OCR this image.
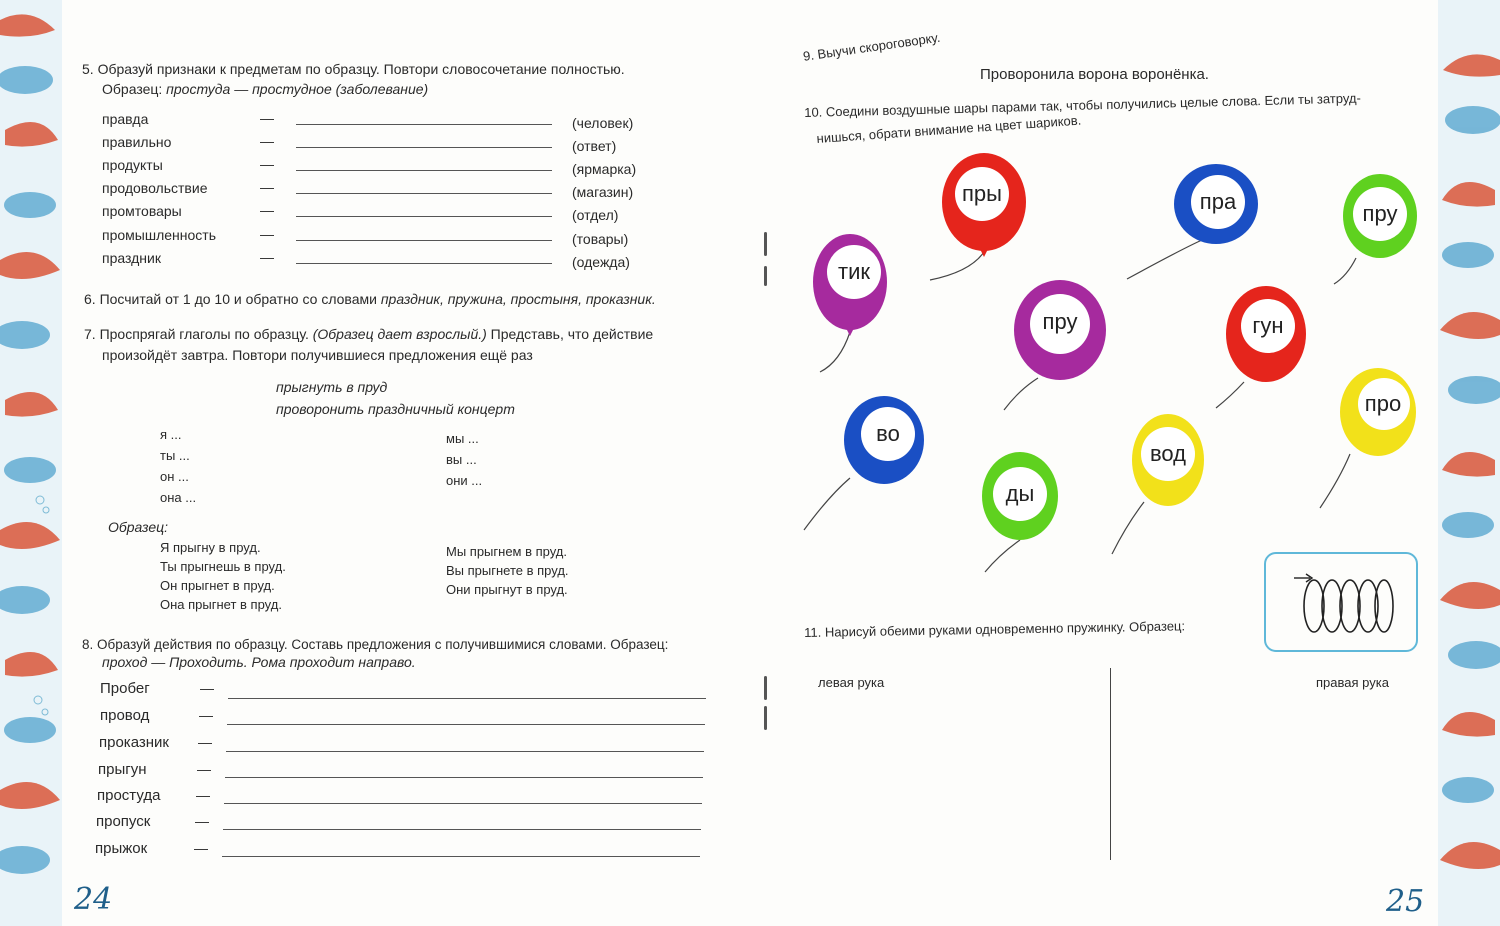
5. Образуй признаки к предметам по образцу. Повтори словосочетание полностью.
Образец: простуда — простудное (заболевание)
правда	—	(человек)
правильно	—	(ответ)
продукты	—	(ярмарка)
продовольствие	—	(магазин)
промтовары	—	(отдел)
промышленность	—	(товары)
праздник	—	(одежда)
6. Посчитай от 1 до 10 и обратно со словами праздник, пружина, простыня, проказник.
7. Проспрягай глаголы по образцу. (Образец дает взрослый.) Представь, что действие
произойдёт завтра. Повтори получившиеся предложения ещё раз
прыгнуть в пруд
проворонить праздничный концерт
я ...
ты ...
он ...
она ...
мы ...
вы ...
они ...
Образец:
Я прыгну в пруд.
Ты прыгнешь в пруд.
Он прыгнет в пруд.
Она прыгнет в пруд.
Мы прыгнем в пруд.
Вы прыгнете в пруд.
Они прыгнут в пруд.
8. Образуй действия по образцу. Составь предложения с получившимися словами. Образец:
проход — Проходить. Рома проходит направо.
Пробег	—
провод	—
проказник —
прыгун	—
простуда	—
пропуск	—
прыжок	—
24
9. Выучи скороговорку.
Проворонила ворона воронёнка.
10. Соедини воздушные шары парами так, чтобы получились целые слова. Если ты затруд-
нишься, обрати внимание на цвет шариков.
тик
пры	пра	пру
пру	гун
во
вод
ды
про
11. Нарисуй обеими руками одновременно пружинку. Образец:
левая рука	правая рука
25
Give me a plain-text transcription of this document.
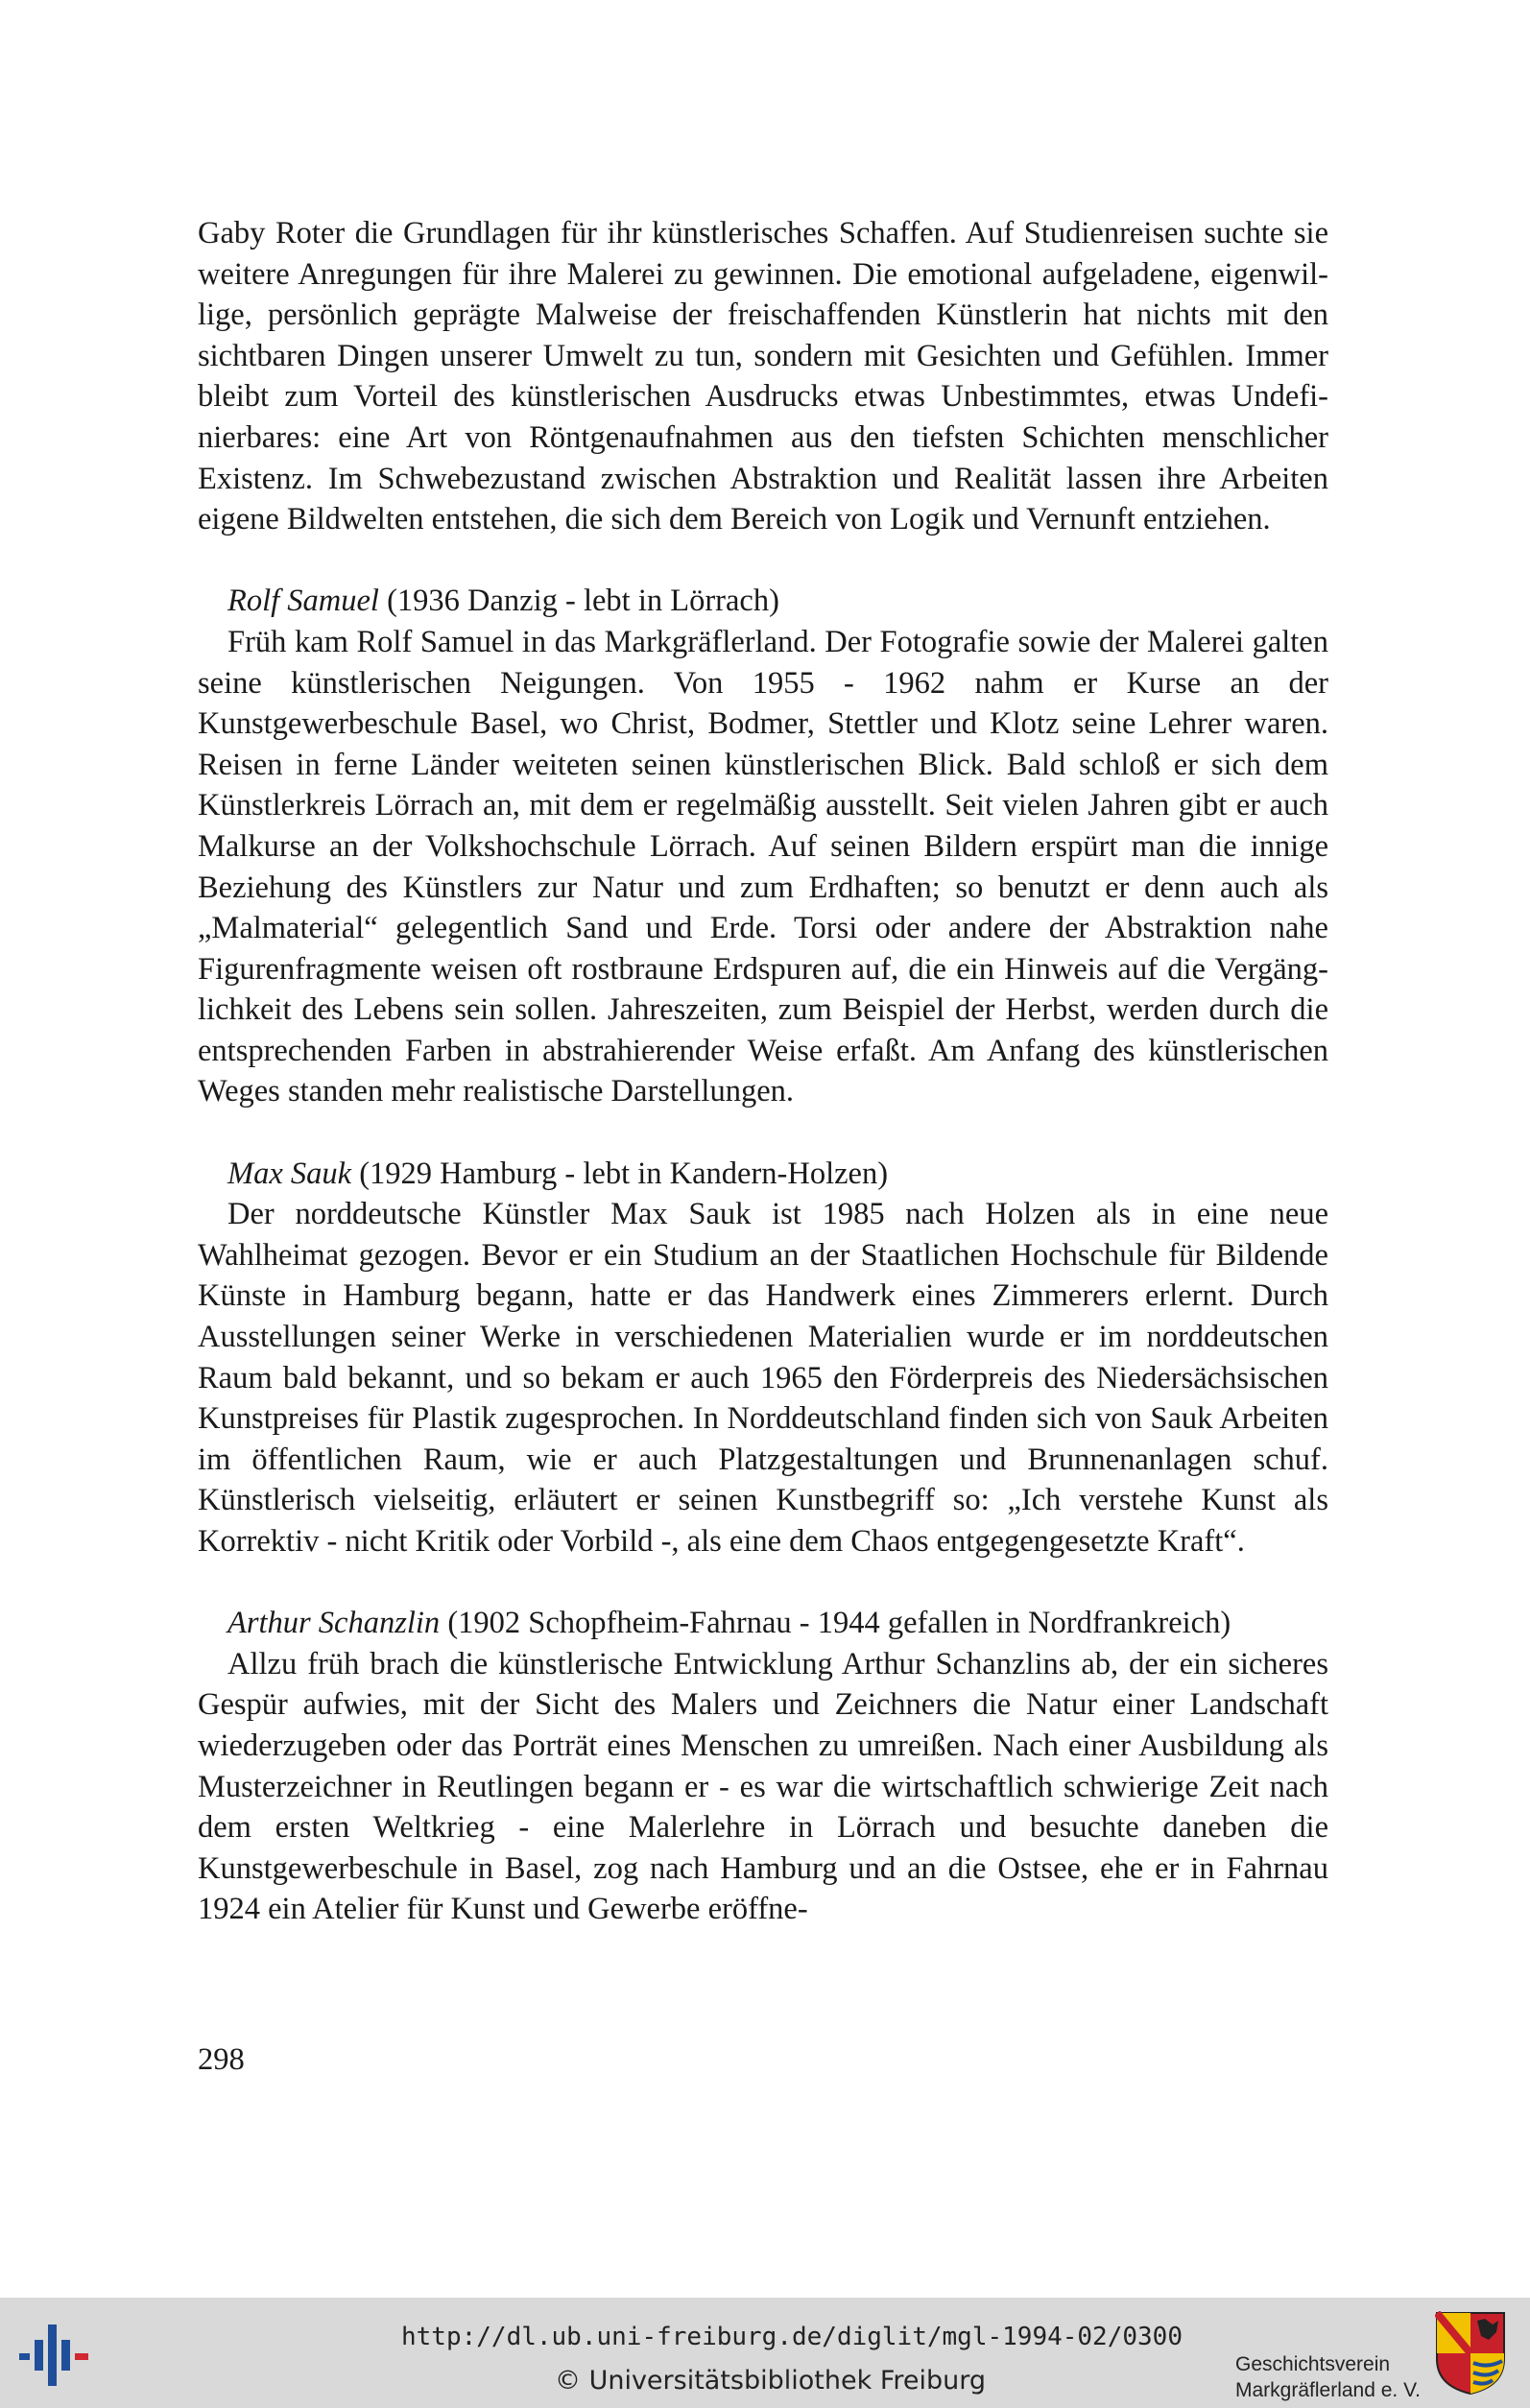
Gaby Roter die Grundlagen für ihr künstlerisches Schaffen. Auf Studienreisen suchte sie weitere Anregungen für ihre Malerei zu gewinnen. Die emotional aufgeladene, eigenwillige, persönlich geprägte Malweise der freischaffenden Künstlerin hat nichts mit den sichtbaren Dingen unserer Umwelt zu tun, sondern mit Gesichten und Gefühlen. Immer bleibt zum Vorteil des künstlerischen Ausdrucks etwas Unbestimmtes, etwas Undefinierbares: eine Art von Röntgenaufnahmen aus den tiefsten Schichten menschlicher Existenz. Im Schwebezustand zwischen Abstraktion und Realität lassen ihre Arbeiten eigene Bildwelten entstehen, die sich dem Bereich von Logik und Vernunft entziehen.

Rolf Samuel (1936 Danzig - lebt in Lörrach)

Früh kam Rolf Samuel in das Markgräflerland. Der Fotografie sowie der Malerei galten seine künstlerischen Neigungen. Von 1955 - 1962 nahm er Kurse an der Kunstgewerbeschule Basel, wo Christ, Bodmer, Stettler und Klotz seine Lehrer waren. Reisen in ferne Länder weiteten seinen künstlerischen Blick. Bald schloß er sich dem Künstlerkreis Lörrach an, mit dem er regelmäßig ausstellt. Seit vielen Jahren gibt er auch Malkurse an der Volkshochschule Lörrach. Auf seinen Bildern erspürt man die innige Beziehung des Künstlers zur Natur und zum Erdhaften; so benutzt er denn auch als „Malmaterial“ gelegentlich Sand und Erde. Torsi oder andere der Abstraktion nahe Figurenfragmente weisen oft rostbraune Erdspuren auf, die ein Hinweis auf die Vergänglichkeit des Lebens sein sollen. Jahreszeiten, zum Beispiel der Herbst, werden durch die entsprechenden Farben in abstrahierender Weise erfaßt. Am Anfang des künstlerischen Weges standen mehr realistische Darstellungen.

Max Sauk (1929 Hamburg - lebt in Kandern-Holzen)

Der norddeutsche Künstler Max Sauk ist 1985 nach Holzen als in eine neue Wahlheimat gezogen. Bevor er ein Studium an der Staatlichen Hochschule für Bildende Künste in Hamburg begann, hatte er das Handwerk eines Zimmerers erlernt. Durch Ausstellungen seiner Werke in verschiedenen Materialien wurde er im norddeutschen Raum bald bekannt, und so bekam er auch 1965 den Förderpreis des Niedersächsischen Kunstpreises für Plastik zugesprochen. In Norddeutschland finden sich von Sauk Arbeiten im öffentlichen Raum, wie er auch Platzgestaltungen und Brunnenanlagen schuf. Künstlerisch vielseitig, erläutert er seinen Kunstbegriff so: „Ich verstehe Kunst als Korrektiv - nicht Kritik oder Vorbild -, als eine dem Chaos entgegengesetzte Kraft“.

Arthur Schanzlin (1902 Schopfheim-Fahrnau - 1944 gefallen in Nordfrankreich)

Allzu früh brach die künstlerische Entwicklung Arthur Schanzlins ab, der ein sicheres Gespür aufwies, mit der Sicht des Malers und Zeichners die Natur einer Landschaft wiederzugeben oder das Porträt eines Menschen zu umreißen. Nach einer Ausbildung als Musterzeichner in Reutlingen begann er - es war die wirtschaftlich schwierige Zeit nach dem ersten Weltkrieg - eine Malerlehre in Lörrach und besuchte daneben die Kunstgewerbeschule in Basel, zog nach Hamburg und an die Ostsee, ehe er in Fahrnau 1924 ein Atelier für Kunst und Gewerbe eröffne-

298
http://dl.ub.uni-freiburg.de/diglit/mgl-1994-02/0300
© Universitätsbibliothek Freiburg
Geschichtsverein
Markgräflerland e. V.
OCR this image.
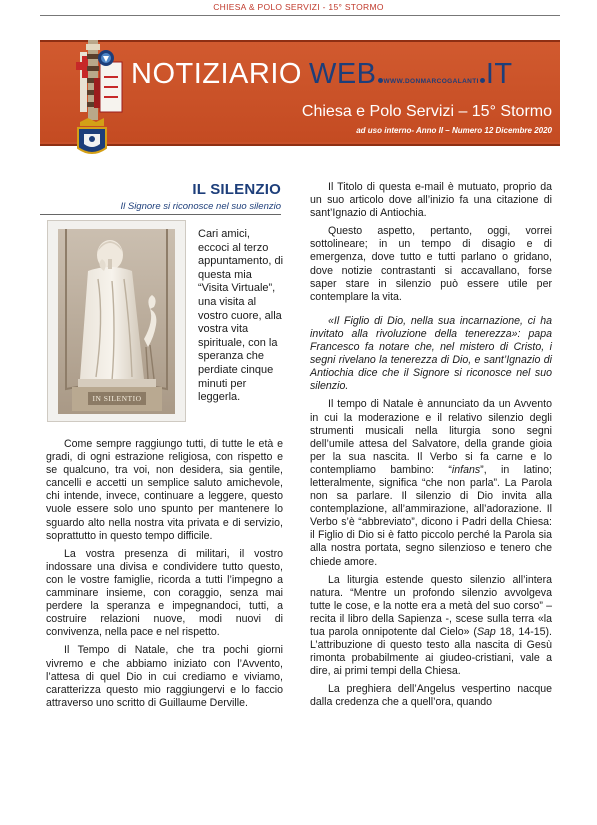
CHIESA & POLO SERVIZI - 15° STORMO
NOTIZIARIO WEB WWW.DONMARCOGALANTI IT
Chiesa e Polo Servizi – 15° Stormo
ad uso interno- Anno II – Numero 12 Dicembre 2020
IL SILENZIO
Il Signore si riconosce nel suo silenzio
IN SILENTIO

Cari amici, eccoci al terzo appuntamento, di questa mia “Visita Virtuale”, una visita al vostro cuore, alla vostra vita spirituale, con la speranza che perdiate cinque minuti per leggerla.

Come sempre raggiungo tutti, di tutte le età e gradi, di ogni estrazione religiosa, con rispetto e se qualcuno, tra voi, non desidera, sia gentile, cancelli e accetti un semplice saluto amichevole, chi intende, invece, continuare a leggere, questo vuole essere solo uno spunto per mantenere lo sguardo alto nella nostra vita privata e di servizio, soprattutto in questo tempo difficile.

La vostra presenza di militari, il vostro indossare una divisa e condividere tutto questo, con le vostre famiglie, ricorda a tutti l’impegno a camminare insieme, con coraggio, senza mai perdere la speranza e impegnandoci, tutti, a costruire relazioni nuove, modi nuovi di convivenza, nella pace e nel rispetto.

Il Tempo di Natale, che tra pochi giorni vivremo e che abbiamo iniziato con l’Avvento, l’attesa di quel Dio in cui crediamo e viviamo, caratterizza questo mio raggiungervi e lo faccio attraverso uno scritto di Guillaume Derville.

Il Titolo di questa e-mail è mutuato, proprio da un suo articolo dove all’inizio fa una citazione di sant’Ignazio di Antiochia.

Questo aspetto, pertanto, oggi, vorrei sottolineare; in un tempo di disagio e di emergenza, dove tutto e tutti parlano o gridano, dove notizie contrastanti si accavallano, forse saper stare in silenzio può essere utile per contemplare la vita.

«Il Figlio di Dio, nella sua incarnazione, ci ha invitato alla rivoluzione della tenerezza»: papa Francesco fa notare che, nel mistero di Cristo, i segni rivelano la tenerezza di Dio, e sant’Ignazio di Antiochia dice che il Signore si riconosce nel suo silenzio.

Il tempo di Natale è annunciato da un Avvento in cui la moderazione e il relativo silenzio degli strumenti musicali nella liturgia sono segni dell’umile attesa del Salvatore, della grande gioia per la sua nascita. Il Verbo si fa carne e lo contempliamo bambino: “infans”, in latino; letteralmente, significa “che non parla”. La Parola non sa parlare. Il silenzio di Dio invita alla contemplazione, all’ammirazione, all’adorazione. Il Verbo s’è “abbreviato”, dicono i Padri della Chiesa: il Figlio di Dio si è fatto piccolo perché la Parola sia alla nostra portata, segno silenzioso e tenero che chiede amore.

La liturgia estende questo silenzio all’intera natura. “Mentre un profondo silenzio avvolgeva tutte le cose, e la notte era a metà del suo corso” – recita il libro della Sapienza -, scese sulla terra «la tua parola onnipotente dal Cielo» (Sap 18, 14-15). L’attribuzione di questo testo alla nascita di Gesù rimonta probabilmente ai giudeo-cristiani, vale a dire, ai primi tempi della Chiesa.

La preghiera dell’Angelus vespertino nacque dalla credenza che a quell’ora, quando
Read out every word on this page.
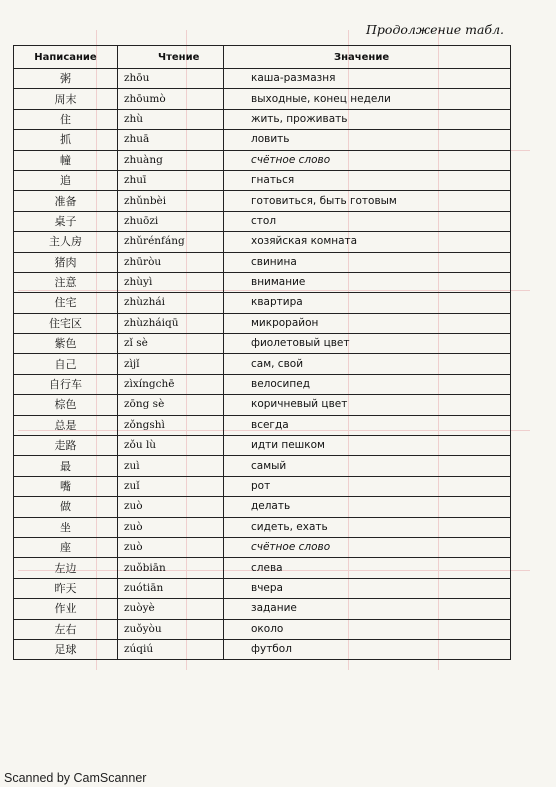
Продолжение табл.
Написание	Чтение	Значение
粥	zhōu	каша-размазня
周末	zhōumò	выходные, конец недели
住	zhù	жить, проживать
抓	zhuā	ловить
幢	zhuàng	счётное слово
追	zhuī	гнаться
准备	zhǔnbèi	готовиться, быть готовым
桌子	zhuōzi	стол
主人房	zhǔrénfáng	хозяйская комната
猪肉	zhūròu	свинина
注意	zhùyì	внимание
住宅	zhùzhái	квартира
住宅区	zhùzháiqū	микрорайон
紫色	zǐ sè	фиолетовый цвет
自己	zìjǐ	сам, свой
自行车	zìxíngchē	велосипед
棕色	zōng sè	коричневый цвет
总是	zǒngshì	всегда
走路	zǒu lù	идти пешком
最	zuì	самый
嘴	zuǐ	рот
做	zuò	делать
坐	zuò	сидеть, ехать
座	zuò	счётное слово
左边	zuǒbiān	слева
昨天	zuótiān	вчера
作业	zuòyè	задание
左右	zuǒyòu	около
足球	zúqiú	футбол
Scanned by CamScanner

* **Task**:
Copy out exactly the lines between the line containing "Read out every word on this page." and the end of the entries, including both, and leave the pictures behind.

* **Solution for this exercise**:
Read out every word on this page.
Продолжение табл.
Написание	Чтение	Значение
粥	zhōu	каша-размазня
周末	zhōumò	выходные, конец недели
住	zhù	жить, проживать
抓	zhuā	ловить
幢	zhuàng	счётное слово
追	zhuī	гнаться
准备	zhǔnbèi	готовиться, быть готовым
桌子	zhuōzi	стол
主人房	zhǔrénfáng	хозяйская комната
猪肉	zhūròu	свинина
注意	zhùyì	внимание
住宅	zhùzhái	квартира
住宅区	zhùzháiqū	микрорайон
紫色	zǐ sè	фиолетовый цвет
自己	zìjǐ	сам, свой
自行车	zìxíngchē	велосипед
棕色	zōng sè	коричневый цвет
总是	zǒngshì	всегда
走路	zǒu lù	идти пешком
最	zuì	самый
嘴	zuǐ	рот
做	zuò	делать
坐	zuò	сидеть, ехать
座	zuò	счётное слово
左边	zuǒbiān	слева
昨天	zuótiān	вчера
作业	zuòyè	задание
左右	zuǒyòu	около
足球	zúqiú	футбол
Scanned by CamScanner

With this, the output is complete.